What to produce = Below are records. Copy every line with "equivalet" in it.

Data records
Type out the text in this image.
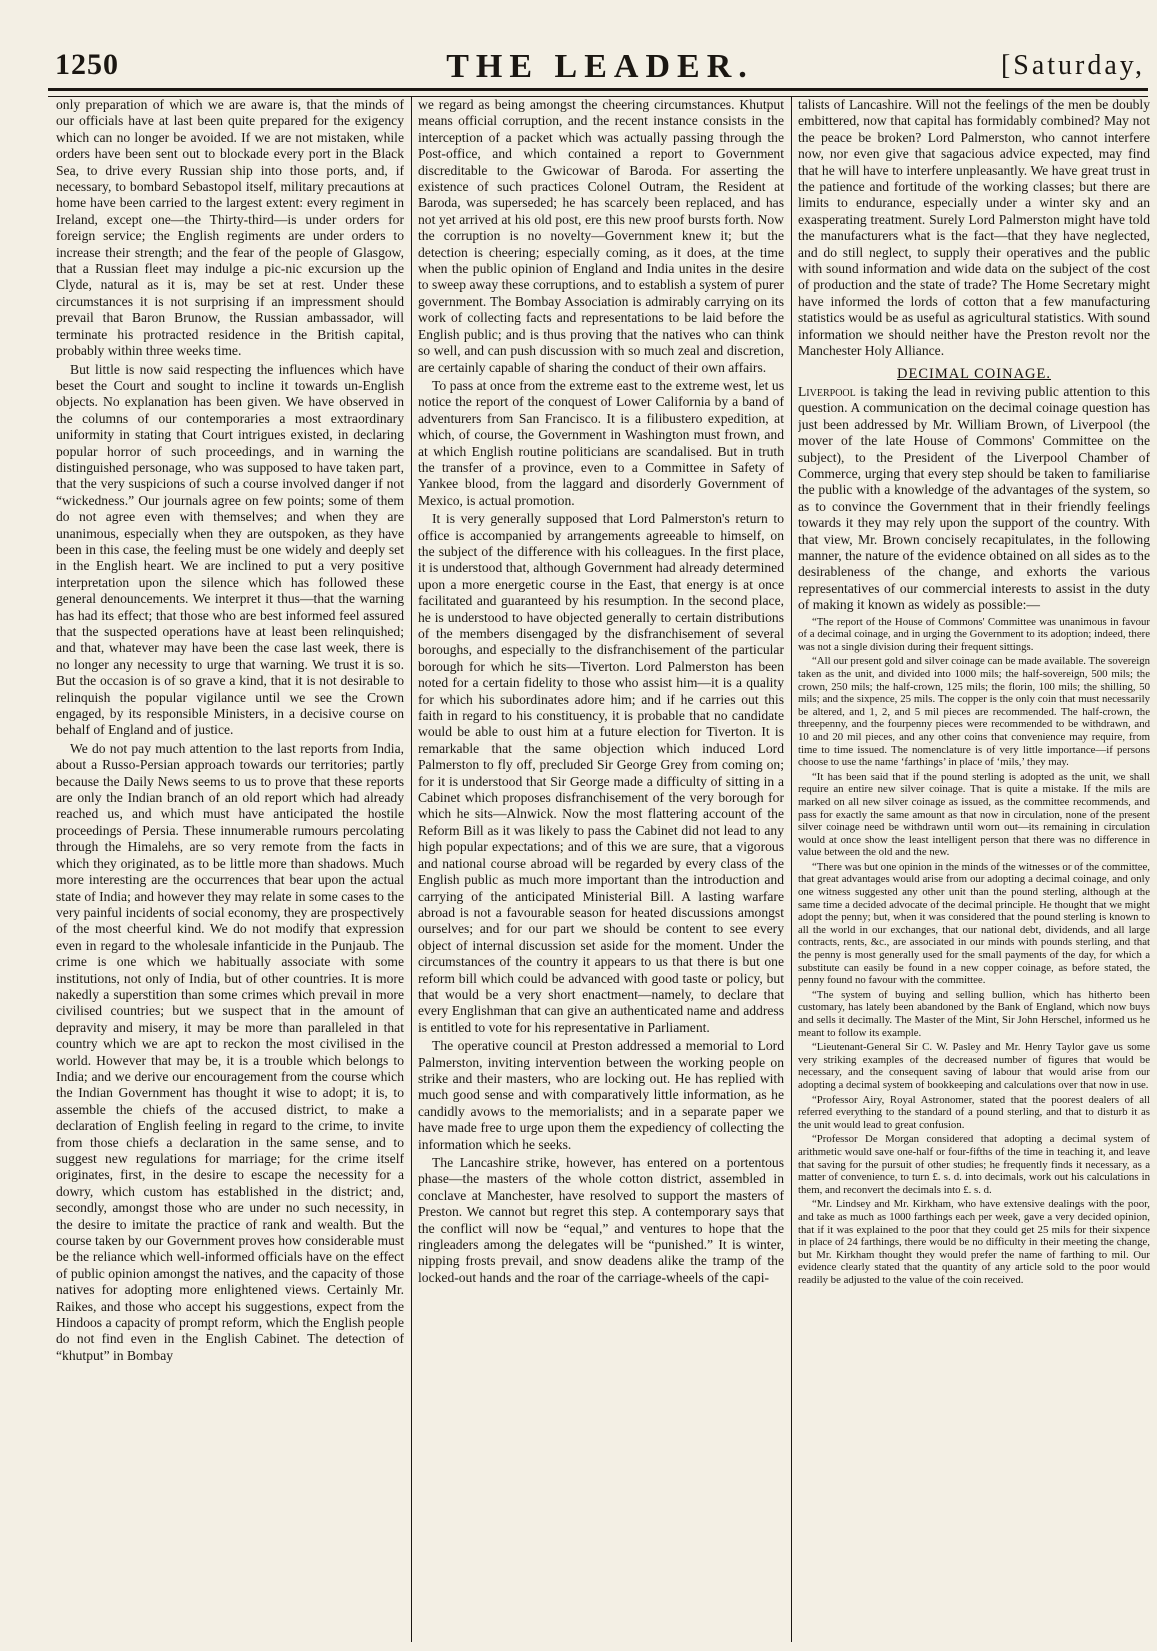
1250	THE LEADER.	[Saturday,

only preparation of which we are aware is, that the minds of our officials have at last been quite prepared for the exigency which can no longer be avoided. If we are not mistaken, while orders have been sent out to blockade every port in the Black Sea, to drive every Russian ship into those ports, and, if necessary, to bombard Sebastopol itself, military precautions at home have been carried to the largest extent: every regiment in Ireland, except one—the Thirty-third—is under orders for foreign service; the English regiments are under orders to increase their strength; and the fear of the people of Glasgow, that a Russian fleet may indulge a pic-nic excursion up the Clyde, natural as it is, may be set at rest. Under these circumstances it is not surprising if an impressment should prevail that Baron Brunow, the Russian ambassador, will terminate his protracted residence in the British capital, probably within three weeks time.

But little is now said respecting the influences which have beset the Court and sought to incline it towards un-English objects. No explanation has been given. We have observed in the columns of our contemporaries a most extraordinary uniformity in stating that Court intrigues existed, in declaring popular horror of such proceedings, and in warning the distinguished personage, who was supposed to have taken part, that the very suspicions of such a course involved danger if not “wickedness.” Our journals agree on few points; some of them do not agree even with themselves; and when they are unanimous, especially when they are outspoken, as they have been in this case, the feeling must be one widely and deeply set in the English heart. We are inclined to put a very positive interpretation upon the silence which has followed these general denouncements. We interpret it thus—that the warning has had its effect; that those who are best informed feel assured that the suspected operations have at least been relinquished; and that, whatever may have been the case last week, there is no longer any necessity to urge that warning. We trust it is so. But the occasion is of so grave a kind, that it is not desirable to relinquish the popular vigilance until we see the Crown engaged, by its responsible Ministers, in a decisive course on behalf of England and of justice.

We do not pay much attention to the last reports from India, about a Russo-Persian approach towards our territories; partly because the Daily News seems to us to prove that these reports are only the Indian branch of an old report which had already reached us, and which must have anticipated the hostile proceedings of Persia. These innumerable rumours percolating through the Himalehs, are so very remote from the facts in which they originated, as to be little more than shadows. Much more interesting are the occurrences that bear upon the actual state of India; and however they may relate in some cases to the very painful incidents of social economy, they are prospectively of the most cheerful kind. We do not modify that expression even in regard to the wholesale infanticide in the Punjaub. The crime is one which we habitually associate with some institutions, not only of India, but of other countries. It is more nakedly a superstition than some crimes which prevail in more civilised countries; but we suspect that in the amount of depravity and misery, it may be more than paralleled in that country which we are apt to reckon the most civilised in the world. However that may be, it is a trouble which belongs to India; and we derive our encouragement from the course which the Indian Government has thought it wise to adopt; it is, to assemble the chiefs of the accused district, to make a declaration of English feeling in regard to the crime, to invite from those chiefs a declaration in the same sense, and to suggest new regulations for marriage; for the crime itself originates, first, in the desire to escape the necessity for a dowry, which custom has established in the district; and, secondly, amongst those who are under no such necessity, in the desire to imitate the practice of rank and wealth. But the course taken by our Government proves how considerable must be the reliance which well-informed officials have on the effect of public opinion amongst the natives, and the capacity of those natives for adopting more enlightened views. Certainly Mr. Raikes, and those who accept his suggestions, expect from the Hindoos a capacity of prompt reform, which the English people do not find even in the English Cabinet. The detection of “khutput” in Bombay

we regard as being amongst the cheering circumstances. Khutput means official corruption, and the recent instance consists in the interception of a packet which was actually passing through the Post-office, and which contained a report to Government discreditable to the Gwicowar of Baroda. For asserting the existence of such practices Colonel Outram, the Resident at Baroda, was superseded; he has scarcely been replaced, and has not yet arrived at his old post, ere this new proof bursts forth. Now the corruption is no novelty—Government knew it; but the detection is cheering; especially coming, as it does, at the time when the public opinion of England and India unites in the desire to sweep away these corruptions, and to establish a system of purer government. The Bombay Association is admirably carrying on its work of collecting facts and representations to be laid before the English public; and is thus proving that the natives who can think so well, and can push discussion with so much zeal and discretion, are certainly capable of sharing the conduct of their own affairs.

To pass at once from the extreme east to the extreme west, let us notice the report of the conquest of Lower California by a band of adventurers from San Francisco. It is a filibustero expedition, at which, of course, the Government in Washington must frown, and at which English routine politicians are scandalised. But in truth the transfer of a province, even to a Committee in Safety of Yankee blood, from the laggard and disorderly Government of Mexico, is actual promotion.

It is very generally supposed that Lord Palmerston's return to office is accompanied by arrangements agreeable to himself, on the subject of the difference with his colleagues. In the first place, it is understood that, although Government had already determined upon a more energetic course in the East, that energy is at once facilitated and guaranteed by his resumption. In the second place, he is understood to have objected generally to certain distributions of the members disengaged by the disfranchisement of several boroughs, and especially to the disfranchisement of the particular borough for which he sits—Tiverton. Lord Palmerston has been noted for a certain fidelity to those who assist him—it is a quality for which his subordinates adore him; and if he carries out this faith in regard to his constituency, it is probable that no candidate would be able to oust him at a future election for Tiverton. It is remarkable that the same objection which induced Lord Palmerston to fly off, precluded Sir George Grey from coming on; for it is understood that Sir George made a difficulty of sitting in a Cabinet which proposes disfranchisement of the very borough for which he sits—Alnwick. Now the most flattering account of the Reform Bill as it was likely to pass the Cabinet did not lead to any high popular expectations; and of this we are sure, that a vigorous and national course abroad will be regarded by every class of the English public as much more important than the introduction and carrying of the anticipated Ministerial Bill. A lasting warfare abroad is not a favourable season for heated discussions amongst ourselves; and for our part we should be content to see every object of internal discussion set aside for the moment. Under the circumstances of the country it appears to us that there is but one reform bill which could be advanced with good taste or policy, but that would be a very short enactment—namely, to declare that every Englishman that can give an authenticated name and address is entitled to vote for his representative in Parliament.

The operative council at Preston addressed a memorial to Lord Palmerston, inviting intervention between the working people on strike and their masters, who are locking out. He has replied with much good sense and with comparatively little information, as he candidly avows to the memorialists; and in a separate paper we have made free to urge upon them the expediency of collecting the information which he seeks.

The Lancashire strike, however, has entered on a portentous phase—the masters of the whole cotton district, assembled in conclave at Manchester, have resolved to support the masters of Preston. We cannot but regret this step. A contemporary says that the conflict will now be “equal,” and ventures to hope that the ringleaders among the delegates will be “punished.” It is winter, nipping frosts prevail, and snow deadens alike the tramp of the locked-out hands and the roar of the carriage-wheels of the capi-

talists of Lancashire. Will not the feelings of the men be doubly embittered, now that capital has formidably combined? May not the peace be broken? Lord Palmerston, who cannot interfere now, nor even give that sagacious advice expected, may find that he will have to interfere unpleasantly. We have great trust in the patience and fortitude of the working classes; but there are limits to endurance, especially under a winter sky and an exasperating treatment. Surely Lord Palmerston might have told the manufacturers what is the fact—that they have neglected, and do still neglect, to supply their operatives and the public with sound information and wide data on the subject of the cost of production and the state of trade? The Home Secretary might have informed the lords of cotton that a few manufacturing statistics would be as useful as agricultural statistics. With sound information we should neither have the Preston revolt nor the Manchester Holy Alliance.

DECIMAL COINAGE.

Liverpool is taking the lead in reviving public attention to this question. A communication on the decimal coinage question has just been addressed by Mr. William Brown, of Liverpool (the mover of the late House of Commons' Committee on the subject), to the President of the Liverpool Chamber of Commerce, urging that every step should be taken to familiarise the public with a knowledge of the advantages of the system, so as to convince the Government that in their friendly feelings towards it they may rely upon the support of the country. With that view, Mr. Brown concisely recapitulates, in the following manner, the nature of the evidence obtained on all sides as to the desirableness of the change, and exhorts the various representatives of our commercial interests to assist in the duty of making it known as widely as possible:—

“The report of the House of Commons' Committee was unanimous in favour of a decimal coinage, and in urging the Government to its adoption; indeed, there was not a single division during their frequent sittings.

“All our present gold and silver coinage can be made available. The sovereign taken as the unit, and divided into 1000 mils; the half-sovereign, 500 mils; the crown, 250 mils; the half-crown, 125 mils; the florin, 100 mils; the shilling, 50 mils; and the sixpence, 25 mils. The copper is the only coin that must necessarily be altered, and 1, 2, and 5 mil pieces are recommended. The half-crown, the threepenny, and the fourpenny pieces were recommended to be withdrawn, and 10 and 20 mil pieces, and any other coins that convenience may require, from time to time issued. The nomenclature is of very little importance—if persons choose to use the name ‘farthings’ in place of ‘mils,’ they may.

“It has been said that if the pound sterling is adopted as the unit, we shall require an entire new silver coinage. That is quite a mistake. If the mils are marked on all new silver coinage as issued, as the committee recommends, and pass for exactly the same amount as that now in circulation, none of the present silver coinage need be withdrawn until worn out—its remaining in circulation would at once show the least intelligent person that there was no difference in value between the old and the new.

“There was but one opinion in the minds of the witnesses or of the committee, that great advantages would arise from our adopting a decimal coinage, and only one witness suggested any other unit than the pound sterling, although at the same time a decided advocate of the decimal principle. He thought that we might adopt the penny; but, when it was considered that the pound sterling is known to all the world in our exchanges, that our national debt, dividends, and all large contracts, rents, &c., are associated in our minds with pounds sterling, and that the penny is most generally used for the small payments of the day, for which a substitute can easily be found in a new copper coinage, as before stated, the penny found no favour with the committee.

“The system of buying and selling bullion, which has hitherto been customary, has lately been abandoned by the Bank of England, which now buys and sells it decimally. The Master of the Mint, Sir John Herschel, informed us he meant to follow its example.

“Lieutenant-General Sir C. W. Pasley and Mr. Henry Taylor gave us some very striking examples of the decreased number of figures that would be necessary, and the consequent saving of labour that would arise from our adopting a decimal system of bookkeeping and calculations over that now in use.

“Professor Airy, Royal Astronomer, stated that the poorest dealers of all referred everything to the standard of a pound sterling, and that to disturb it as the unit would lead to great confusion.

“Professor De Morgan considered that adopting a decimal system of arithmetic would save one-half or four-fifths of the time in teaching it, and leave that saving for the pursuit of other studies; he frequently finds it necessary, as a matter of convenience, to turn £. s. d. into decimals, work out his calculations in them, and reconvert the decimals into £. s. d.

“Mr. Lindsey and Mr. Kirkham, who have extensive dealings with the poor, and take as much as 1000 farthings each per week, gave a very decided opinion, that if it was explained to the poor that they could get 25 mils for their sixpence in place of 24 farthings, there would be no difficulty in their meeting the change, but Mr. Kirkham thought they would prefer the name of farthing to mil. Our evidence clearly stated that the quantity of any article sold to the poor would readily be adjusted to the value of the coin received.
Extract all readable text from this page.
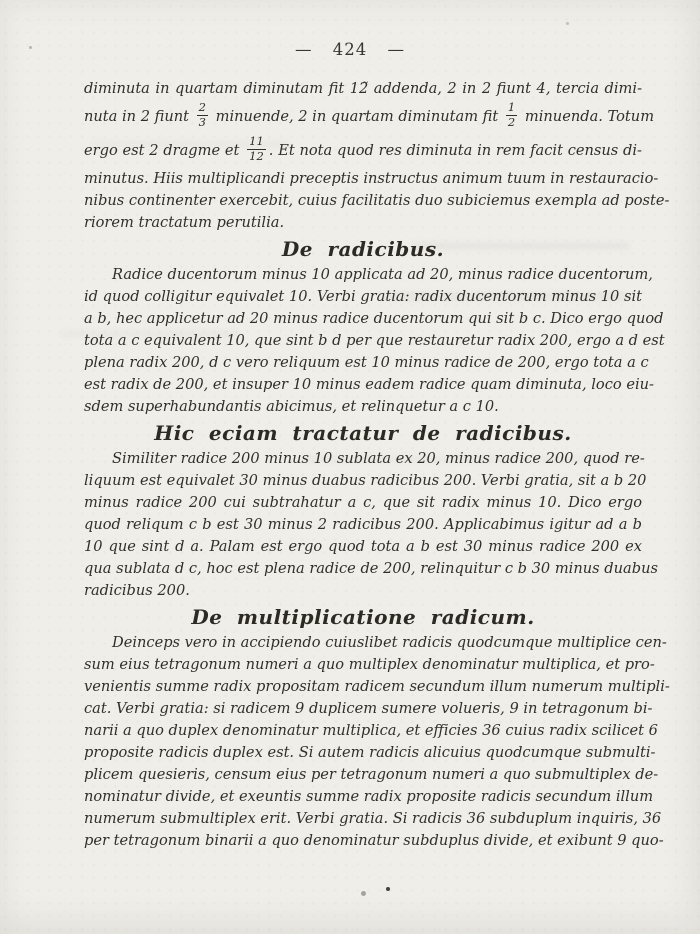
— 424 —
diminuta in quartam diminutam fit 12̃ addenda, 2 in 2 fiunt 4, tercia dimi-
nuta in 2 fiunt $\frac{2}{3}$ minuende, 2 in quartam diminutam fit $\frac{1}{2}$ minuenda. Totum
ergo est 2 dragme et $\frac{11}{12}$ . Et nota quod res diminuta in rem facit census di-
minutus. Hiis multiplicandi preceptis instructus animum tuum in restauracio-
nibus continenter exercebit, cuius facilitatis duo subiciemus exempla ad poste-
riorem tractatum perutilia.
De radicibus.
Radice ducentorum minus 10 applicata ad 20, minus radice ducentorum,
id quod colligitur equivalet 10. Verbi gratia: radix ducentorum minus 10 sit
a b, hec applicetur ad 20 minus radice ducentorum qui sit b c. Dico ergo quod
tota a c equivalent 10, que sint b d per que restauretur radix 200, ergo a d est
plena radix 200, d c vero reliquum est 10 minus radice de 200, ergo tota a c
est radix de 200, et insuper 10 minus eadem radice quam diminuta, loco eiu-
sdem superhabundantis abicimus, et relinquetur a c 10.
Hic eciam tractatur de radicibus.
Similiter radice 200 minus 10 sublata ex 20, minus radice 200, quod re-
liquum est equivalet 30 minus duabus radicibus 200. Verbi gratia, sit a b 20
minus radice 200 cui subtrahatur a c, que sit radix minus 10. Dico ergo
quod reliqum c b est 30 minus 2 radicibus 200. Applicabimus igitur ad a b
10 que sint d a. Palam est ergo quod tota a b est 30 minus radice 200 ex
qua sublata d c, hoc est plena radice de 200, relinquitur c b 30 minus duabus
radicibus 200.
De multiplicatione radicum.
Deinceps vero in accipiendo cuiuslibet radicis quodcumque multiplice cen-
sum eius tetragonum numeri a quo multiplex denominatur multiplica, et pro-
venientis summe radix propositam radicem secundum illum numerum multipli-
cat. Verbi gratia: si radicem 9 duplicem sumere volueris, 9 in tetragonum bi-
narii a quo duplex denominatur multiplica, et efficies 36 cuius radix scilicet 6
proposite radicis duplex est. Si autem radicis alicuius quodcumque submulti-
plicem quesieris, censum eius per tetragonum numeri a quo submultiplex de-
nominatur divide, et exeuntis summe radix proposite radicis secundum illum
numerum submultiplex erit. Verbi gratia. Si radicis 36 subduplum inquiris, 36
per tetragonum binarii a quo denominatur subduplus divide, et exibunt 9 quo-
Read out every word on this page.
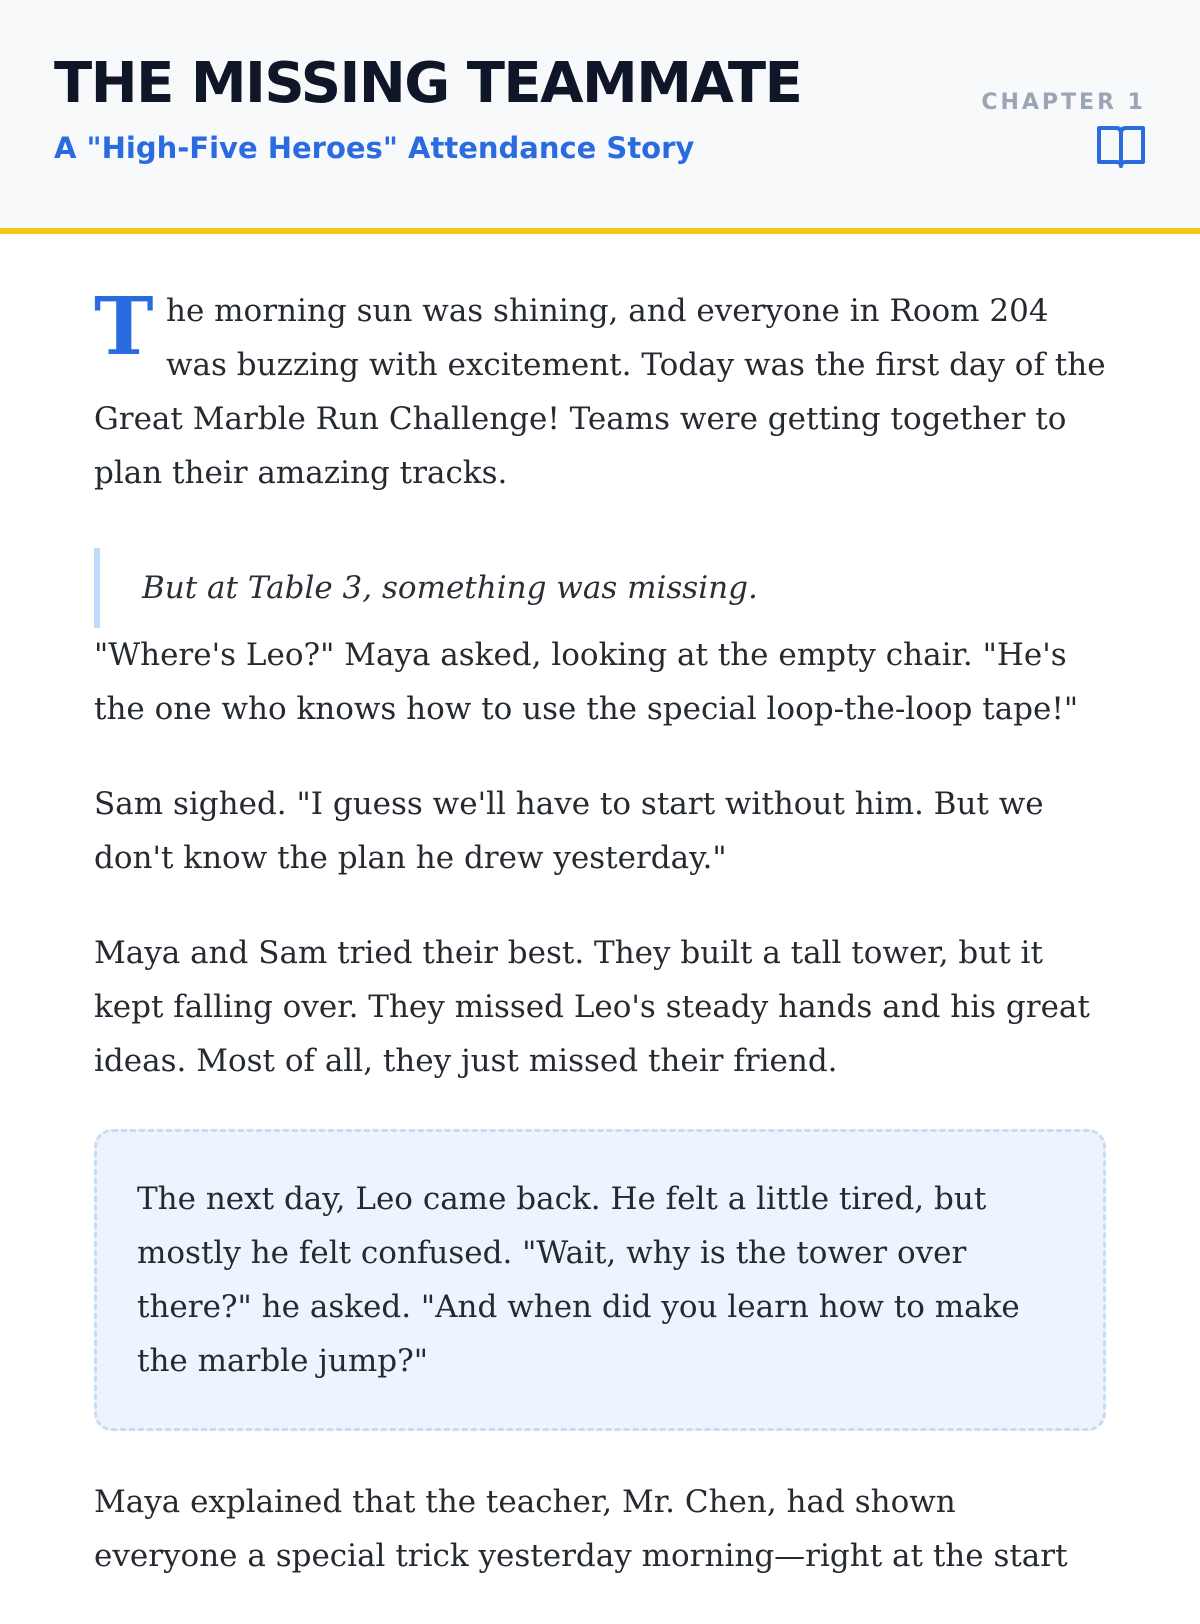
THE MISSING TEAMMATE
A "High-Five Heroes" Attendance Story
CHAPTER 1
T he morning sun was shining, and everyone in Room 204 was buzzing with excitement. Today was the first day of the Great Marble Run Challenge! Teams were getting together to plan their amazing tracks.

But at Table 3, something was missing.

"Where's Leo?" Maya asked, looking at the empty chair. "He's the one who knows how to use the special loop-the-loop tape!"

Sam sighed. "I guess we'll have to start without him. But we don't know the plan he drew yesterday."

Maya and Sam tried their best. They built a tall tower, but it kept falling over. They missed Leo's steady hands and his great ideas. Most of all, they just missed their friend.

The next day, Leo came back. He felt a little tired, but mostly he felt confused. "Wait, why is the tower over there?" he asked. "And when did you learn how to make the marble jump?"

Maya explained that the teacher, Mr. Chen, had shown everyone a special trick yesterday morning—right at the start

Answer to the task =
id quod colligitur equivalet 10. Verbi gratia: radix ducentorum minus 10 sit
liquum est equivalet 30 minus duabus radicibus 200. Verbi gratia, sit a b 20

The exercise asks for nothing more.